━━━ Recorded information

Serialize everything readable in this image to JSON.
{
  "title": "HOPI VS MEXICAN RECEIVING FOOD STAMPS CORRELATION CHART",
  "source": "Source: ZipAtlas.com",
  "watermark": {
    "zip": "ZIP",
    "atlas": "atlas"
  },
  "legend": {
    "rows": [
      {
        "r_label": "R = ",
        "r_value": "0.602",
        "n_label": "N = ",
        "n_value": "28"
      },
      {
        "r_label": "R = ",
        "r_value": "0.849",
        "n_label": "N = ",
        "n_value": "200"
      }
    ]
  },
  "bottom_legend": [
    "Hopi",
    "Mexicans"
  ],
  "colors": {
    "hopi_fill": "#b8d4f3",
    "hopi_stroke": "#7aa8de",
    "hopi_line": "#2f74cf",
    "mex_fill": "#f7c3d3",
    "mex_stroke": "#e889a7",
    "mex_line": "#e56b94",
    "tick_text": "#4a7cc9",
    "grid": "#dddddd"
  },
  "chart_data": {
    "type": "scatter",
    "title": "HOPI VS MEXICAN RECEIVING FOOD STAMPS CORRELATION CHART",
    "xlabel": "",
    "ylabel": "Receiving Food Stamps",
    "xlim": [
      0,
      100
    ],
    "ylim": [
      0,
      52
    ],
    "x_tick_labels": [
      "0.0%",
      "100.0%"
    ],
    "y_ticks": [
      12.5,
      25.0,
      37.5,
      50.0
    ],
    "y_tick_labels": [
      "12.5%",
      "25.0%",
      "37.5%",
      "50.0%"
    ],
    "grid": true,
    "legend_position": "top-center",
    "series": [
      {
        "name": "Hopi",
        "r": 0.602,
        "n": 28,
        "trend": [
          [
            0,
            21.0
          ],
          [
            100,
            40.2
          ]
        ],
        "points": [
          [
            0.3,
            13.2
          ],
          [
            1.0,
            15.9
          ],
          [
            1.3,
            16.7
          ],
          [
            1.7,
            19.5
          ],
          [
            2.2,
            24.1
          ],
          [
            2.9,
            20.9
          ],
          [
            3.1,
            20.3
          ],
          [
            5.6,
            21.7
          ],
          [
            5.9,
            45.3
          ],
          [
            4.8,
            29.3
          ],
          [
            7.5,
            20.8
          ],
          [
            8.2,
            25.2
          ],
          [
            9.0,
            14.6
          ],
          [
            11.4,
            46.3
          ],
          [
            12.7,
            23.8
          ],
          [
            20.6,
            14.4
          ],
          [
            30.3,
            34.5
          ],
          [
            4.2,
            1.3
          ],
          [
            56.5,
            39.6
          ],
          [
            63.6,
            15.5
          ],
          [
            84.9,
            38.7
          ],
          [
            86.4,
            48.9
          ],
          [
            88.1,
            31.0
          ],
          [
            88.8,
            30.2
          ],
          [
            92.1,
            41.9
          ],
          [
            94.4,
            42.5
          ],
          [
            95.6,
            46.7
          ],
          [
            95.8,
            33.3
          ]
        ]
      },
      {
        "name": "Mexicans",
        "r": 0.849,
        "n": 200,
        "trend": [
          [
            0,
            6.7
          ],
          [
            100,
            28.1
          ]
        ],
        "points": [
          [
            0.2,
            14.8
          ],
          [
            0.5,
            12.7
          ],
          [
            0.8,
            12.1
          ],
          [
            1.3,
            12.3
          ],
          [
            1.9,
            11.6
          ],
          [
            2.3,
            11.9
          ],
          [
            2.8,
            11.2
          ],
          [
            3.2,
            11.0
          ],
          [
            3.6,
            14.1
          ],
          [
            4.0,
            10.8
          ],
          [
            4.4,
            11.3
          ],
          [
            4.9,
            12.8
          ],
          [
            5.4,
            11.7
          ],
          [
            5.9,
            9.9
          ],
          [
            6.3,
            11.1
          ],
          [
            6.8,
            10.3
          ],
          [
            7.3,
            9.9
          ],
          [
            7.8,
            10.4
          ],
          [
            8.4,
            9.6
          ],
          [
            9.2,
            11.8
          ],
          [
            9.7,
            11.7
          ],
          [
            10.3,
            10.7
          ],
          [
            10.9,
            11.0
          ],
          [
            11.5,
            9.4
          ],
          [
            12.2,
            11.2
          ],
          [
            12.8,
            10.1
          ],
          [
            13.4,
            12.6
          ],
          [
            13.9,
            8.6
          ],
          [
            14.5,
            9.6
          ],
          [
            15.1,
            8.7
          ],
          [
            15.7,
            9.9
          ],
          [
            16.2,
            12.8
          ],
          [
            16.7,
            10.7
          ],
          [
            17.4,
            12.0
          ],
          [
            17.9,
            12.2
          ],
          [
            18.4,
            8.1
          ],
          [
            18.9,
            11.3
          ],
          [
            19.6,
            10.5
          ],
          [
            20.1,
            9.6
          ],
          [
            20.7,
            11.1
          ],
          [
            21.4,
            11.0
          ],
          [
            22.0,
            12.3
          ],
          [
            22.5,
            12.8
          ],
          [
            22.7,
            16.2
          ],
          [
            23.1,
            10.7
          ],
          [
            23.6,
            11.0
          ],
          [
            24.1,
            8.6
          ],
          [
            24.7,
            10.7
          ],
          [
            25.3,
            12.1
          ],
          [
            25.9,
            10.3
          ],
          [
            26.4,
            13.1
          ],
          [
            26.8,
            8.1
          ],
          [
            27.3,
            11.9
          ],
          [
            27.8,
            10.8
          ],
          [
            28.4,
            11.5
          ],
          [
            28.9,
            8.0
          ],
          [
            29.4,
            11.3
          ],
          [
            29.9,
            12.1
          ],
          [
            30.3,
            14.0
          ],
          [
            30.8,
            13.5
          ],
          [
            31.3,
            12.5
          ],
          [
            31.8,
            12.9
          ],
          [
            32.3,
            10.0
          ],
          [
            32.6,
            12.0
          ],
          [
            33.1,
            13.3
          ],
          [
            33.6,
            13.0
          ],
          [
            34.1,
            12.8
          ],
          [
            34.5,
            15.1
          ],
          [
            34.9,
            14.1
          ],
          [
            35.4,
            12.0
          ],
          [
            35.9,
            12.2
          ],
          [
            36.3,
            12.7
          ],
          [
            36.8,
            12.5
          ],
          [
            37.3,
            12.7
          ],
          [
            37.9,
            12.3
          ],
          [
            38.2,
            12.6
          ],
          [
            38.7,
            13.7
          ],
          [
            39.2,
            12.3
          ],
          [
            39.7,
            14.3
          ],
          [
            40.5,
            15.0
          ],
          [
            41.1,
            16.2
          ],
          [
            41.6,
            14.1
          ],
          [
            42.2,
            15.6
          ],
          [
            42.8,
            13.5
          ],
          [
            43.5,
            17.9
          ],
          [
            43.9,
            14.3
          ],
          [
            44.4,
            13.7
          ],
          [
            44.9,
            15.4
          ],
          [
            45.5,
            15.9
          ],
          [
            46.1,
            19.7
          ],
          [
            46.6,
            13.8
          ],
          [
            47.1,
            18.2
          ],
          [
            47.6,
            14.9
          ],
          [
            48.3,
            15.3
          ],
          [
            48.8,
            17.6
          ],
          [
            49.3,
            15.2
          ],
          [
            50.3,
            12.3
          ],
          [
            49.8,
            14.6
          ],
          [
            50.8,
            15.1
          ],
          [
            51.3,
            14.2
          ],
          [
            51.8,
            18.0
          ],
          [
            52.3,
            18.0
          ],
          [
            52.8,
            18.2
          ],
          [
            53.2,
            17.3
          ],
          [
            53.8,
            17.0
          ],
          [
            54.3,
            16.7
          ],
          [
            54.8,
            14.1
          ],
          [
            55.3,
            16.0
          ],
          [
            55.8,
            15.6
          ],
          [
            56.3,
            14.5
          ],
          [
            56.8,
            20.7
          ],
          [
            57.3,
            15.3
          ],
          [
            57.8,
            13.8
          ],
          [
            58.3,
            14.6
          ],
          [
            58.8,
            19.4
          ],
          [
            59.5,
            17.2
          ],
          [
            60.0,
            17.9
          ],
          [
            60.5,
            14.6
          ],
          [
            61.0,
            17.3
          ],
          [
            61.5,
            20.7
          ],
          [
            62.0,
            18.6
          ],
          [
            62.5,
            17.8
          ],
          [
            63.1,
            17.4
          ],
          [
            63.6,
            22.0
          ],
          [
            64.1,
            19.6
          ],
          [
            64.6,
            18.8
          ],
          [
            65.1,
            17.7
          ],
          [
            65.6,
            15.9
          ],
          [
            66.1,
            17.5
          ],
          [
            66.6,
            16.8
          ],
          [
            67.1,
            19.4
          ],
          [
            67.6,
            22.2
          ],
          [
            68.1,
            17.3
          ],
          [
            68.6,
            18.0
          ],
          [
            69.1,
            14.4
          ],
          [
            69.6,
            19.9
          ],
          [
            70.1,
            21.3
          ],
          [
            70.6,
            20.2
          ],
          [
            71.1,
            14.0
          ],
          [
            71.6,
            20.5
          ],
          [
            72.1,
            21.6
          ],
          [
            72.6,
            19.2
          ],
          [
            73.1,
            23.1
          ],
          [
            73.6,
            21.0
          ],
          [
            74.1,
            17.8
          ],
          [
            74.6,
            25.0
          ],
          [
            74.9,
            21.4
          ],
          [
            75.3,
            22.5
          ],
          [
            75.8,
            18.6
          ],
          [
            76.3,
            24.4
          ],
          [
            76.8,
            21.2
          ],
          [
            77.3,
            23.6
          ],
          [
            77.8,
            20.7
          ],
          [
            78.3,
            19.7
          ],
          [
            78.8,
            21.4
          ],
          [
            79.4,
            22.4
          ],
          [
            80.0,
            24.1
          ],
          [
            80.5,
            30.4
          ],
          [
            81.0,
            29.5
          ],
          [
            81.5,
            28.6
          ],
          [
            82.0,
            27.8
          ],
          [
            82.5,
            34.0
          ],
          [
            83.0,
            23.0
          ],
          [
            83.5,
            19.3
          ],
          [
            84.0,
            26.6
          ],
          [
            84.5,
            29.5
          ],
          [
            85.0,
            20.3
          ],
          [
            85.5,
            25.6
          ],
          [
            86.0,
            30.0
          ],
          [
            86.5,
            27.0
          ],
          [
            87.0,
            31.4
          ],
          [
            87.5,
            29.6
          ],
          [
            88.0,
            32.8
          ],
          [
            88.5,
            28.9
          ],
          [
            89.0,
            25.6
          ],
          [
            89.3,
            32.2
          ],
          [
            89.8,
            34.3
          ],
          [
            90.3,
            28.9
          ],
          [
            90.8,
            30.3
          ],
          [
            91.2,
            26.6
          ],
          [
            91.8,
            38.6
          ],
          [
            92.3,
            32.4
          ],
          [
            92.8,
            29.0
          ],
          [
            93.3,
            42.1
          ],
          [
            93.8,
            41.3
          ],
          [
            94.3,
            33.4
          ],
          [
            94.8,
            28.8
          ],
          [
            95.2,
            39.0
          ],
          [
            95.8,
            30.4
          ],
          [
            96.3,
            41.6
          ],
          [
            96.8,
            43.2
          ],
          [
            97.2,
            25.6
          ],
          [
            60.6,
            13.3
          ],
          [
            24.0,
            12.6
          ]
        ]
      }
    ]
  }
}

━━━━━━

Exercise objective → Copy all lines in the listing above where the string "title" appears.

Response to this exercise →
  "title": "HOPI VS MEXICAN RECEIVING FOOD STAMPS CORRELATION CHART",
    "title": "HOPI VS MEXICAN RECEIVING FOOD STAMPS CORRELATION CHART",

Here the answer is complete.